--- START OF Material provided ---

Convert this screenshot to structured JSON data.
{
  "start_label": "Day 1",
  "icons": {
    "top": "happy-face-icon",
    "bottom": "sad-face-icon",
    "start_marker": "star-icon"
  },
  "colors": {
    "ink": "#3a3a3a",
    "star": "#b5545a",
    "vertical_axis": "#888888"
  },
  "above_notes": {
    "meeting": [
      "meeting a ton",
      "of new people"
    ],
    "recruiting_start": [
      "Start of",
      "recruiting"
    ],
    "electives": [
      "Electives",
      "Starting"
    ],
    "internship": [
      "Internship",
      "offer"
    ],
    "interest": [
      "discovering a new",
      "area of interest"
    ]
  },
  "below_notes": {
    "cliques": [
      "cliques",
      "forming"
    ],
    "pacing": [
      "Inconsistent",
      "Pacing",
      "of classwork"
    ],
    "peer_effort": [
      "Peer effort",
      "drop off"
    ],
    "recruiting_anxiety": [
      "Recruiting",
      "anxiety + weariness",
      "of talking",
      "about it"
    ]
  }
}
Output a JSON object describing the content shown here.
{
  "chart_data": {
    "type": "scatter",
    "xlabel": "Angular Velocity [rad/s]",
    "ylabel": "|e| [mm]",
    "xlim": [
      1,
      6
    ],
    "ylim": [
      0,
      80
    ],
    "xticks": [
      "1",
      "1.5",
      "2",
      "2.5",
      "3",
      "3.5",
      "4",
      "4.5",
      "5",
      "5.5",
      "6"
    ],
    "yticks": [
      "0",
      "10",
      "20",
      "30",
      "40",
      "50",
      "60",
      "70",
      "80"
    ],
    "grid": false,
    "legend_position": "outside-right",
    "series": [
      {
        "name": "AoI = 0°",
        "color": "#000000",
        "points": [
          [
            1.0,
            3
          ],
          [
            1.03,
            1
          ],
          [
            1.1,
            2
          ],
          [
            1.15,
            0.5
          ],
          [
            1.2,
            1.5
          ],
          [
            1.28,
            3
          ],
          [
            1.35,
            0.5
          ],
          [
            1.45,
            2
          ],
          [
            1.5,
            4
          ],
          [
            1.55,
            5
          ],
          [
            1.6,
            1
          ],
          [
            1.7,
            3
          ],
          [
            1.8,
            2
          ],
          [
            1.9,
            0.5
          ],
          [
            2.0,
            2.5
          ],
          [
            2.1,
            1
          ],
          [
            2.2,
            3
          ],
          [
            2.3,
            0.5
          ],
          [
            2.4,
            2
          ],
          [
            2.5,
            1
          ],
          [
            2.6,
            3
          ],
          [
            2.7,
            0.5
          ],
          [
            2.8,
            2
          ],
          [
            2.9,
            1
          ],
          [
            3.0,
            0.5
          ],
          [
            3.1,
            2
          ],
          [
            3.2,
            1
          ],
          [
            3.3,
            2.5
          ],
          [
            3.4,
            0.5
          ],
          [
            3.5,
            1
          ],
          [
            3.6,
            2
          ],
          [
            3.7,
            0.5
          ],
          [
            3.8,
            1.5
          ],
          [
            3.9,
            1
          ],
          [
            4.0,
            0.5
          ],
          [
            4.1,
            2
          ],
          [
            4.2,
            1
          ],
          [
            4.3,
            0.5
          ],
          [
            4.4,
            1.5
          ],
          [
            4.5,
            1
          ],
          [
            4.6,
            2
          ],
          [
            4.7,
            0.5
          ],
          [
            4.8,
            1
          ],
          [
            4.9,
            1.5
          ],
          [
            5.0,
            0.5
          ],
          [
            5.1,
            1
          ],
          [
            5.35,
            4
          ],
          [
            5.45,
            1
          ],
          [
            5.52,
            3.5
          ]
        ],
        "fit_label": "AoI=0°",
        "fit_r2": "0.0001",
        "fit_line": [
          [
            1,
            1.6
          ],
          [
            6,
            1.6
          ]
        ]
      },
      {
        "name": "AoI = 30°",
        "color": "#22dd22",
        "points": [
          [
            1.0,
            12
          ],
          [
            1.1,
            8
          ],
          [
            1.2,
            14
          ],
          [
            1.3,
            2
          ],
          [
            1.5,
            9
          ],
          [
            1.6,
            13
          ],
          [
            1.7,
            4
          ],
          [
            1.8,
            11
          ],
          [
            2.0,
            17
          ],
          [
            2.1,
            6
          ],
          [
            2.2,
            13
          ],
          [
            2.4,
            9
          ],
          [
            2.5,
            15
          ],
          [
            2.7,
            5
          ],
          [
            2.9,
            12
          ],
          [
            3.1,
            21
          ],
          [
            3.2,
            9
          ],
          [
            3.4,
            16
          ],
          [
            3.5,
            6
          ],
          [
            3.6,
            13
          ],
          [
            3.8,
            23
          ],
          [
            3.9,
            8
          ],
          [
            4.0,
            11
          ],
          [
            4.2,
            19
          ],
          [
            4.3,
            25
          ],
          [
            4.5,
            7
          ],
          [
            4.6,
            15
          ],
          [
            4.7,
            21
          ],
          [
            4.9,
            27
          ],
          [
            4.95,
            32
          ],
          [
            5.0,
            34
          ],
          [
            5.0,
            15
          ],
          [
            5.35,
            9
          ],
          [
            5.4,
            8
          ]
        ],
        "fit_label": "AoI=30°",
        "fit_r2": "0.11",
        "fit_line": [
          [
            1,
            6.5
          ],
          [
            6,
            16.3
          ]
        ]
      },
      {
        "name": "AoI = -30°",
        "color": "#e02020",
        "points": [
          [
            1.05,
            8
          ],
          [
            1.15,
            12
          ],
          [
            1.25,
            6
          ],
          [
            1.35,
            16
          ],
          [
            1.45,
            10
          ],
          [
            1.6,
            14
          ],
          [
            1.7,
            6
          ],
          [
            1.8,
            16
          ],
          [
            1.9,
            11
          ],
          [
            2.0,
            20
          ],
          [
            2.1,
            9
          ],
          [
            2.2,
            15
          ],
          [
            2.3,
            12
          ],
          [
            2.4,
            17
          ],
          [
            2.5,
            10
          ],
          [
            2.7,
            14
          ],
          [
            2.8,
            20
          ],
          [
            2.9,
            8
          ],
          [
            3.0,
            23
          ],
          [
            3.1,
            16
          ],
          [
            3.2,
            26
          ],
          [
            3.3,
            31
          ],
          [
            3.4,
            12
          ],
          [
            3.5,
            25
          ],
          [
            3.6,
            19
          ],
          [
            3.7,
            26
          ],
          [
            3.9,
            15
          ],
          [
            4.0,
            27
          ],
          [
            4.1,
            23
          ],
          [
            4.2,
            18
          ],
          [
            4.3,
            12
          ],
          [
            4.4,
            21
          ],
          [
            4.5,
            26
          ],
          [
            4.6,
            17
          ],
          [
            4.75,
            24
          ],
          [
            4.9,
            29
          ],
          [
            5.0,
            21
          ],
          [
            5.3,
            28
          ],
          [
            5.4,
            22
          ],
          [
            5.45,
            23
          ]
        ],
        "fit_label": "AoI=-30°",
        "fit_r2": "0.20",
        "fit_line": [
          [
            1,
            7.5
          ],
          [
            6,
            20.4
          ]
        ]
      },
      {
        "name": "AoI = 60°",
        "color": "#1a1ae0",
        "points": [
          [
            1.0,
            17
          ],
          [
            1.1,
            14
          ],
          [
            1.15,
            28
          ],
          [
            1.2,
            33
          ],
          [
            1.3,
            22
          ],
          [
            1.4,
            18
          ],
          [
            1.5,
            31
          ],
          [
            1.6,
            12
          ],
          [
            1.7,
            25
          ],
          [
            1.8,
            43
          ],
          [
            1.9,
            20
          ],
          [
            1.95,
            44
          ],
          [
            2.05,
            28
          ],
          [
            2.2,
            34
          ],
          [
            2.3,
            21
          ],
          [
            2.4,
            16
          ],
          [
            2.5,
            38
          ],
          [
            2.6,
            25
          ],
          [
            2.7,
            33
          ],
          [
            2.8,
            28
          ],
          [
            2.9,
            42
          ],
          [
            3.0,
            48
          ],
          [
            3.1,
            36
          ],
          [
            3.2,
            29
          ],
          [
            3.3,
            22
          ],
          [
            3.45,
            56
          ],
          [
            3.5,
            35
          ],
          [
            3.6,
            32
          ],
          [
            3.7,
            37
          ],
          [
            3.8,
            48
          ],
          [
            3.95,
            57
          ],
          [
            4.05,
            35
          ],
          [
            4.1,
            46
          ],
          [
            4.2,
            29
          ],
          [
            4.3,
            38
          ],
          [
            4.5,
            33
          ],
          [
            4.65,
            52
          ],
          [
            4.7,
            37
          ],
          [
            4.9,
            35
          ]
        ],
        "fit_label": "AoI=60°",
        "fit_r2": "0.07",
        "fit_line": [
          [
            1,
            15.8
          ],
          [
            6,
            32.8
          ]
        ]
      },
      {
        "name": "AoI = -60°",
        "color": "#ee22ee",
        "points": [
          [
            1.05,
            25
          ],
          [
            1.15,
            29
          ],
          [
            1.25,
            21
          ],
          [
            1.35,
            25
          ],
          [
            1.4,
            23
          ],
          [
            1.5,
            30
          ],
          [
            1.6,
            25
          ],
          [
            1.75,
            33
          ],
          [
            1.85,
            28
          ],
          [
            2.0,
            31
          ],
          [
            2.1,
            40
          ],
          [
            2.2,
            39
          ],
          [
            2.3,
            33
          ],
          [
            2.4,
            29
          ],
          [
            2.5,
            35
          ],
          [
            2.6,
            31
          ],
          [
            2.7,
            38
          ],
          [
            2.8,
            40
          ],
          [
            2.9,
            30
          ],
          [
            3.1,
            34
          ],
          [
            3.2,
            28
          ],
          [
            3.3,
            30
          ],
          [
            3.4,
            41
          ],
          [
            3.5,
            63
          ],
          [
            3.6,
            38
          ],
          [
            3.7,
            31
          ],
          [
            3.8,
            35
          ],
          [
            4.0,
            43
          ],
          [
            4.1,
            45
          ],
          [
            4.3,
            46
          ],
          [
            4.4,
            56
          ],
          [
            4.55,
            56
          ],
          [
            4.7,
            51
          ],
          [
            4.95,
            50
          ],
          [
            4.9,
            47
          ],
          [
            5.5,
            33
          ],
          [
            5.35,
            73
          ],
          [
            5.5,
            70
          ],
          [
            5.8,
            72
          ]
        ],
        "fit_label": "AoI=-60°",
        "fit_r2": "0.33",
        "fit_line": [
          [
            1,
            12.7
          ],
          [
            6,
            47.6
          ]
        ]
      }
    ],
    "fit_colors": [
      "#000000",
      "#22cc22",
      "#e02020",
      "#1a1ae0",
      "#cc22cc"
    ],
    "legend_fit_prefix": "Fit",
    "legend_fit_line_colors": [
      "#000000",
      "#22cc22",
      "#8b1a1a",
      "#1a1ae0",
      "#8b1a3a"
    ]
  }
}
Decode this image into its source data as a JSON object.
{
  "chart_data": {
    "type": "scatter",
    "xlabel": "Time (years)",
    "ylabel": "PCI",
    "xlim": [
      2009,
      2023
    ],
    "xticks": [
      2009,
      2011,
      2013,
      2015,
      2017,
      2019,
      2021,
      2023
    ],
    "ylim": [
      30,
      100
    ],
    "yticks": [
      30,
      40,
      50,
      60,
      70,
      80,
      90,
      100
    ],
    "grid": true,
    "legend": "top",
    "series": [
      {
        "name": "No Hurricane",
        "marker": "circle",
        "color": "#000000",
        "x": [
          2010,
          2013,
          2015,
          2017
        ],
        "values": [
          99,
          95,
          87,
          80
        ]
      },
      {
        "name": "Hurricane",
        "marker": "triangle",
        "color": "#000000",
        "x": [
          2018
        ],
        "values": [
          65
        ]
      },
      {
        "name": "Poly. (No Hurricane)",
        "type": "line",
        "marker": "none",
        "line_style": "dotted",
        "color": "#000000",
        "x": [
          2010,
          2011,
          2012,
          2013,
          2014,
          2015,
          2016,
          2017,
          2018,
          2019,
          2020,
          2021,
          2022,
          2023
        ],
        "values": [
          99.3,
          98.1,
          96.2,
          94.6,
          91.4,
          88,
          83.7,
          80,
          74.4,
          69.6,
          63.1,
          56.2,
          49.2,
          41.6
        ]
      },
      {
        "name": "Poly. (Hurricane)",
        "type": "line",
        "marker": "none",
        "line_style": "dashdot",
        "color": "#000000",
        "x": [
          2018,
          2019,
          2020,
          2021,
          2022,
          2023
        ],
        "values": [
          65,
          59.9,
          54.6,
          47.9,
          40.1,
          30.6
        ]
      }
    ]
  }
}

--- END OF Material provided ---

*Written task*
Pull out every line in the material above where "xlabel" occurs.

*Answer to this task*
    "xlabel": "Angular Velocity [rad/s]",
    "xlabel": "Time (years)",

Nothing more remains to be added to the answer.